**Document passage:**
^^^^

On March 22, 2017, Nunes announced that he had received information that the communications of "some members of Trump's transition team, including potentially the president himself" had been "incidentally collected" by the intelligence community. The names of these individuals, said Nunes were unmasked and "widely disseminated" throughout the intelligence community. He added that it was legal FISA surveillance, and unrelated to Russia. Congress later disclosed that President Obama's U.S. Ambassador to the United Nations, Samantha Power, had unmasked nearly 300 people and that thirty nine Obama Administration officials, including Power, had unmasked Michael Flynn's name in intelligence reports. It was also revealed that Obama Administration National Security Advisor Susan Rice had unmasked Trump associates, even though she had responded to Nunes' announcement that Obama officials had unmasked Trump associates by declaring, "I know nothing about this. I was surprised to see reports from Chairman Nunes on that count today."

Nunes had met his source for the information one day earlier at the White House grounds, with a spokesman for Nunes claiming this provided "a secure location" to view the material. The New York Times later reported that his sources were two White House officials, while The Washington Post reported that a third man, National Security Council lawyer John Eisenberg, was also involved.

Nunes' handling of the intercepted-communications disclosure drew sharp criticism from Democrats and some Republicans, including calls for his recusal from the House investigation. In March 2017, Nunes canceled a planned public hearing with former senior officials in favor of a classified session with FBI director James Comey and NSA director Mike Rogers, a move Democrats said was intended to protect the White House. The Los Angeles Times editorial board wrote that they believed that Nunes's involvement in the investigation was "threatening the credibility of the probe".

On April 6, 2017, Nunes temporarily stepped aside from leading the Russia investigation while the House Ethics Committee investigated whether he had "made unauthorized disclosures of classified information, in violation of House Rules, law, regulations, or other standards of conduct" in his March press conference. He called the charges "entirely false and politically motivated". On December 8, 2017, the Ethic Committee cleared Nunes of the allegations. In May 2017, Nunes issued three subpoenas seeking documents about former Obama administration officials who requested the unmasking of Trump aides, which led to renewed accusations of colluding with the White House to undercut the Russia probe. According to Politico, in July 2017 an aide to Nunes sent a pair of Republican staffers to London to contact Christopher Steele, though a congressional source said the aides were trying to contact Steele's lawyer, not Steele himself.

^^^^

**Information supplied:**
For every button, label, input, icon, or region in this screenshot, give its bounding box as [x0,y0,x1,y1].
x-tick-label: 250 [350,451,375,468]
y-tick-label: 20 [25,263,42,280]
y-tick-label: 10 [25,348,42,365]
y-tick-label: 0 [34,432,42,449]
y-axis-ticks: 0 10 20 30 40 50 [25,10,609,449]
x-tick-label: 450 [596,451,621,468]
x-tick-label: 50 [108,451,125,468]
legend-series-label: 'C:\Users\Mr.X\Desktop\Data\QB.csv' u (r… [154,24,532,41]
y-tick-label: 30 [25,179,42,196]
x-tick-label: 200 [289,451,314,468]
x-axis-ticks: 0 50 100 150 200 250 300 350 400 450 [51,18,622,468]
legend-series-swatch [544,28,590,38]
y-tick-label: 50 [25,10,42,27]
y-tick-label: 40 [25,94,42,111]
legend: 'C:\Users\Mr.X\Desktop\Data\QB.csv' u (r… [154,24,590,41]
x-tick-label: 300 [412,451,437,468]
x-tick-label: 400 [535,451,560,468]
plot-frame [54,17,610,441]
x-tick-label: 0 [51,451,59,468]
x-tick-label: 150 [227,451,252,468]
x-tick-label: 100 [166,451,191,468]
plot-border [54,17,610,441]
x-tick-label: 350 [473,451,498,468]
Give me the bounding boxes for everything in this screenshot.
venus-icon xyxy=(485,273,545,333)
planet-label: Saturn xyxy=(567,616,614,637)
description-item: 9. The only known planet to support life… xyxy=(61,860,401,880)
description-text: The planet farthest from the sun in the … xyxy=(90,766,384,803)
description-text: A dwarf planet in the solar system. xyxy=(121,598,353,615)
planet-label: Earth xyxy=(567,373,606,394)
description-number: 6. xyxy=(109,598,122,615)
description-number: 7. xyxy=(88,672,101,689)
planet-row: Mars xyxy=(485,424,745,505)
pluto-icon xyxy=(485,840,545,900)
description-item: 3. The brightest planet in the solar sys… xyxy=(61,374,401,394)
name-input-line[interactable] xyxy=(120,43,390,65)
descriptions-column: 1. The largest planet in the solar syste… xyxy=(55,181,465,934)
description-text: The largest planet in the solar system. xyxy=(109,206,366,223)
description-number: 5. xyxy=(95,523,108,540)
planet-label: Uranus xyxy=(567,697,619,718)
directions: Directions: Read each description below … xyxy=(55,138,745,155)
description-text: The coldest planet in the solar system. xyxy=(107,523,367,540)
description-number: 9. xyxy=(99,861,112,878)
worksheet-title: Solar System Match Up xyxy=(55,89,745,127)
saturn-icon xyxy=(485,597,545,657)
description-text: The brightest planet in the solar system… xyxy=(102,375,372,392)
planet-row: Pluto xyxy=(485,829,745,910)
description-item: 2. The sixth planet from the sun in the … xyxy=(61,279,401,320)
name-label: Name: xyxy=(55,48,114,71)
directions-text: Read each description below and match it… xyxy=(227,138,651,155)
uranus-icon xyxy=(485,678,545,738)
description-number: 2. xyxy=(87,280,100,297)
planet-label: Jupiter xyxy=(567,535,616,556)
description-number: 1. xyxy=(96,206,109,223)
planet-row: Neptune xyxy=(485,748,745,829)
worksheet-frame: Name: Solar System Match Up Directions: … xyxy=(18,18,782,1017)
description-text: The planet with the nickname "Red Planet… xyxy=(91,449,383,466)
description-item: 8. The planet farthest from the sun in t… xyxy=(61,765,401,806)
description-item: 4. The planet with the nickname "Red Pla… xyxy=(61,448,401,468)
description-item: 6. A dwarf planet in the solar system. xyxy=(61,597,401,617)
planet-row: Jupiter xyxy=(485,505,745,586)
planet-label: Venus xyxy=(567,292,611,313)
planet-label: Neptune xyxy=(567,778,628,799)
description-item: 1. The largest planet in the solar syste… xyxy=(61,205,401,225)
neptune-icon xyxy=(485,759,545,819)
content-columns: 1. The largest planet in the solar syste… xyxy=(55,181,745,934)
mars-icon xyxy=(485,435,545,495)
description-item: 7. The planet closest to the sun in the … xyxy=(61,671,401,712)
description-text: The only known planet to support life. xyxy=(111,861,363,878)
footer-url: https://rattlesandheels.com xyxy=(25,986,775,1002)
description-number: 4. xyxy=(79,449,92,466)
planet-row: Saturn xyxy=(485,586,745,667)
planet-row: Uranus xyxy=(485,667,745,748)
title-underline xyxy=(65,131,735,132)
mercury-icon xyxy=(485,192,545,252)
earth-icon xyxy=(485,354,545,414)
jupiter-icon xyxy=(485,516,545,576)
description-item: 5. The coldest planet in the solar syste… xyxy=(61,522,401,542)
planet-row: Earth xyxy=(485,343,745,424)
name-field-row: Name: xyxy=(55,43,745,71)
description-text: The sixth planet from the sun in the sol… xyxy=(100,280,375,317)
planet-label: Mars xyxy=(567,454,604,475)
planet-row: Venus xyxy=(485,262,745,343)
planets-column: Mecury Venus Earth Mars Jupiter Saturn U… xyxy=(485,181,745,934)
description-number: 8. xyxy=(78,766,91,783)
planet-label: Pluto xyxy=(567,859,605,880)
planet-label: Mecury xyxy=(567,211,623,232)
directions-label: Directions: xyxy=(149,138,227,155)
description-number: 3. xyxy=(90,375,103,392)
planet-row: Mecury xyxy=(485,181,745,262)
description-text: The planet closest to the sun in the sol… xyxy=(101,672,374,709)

^^^^

**Questions:**
1. Answer these questions from the Nunes passage:
(a) Where did Nunes meet his source one day before his announcement?
(b) On what date did the Ethics Committee clear Nunes of the allegations?
(c) How many subpoenas did Nunes issue in May 2017?
2. Write what comes next in the Nunes passage, starting after its final sentence.

**List of answers:**
1.
(a) At the White House grounds.
(b) December 8, 2017.
(c) Three.

2.
Nunes increasingly focused his investigations on abuses allegedly committed as part of the Intelligence Community's investigation of the Trump-Russia collusion allegations. He subpoenaed the financial records of Fusion GPS, the opposition research company that paid Christopher Steele to compose the Steele dossier, to determine where funding for the dossier originated. The Steele dossier was a collection of unverified reports of Trump-Russian collusion compiled and provided to the media and to government officials by Christopher Steele, a former British spy who opposed Trump. Dossier allegations were cited to support the 2017 Intelligence Community Assessment of Russian meddling and the surveillance warrant application on Trump associate Carter Page, and were briefed to President Trump by FBI Director Comey. The primary source Steele used to collect information for the dossier, Igor Danchenko, told the FBI he had "no proof" to support the Trump-Russia collusion allegations he passed to Steele, and his information was "just talk," "word of mouth," "hearsay," "conversation...with friends over beers," and statements "made in jest."

Following court challenges by Fusion GPS, on October 28, 2017, Fusion GPS and Nunes reached an agreement for the company to disclose its financial records. Four days before the agreement was announced, media reports revealed that the Hillary Clinton Campaign and the Democratic National Committee had funded the Steele dossier by funneling payments to Fusion GPS through the law firm Perkins Coie.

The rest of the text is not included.